Instruction: In the listing below, find every line with the string "name" and pull it out.

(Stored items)
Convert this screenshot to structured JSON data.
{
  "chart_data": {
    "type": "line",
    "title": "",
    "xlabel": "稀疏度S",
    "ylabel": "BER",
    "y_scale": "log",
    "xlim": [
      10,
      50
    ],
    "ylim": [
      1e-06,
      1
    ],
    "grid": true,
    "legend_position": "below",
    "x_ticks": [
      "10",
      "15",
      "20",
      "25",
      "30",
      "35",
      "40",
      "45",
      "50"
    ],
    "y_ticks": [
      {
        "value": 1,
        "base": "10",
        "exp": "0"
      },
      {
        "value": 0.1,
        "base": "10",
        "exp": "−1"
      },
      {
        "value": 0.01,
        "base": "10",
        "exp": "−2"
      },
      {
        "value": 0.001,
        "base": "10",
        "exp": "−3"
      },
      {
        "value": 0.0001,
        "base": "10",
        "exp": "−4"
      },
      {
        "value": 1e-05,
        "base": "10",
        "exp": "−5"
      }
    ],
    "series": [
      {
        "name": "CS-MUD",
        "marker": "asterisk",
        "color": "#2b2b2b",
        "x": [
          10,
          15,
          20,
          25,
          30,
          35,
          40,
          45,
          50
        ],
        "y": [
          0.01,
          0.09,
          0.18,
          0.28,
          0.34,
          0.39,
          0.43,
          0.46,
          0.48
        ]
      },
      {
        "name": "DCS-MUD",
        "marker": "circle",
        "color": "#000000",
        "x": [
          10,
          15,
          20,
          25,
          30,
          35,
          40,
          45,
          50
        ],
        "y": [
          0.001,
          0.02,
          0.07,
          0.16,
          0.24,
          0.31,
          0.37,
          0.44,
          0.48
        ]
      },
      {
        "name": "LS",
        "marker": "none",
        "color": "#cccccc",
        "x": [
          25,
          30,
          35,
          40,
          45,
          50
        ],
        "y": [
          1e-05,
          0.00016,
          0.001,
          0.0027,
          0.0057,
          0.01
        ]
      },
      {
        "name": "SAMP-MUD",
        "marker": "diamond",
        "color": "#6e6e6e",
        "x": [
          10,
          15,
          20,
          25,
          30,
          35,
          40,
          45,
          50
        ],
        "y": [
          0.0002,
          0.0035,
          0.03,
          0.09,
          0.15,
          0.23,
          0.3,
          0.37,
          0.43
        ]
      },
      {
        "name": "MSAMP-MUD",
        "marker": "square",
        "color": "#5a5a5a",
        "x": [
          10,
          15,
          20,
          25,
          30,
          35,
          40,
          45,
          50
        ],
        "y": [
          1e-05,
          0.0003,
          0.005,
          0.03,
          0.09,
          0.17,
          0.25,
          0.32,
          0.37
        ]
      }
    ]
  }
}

Result of this task:
        "name": "CS-MUD",
        "name": "DCS-MUD",
        "name": "LS",
        "name": "SAMP-MUD",
        "name": "MSAMP-MUD",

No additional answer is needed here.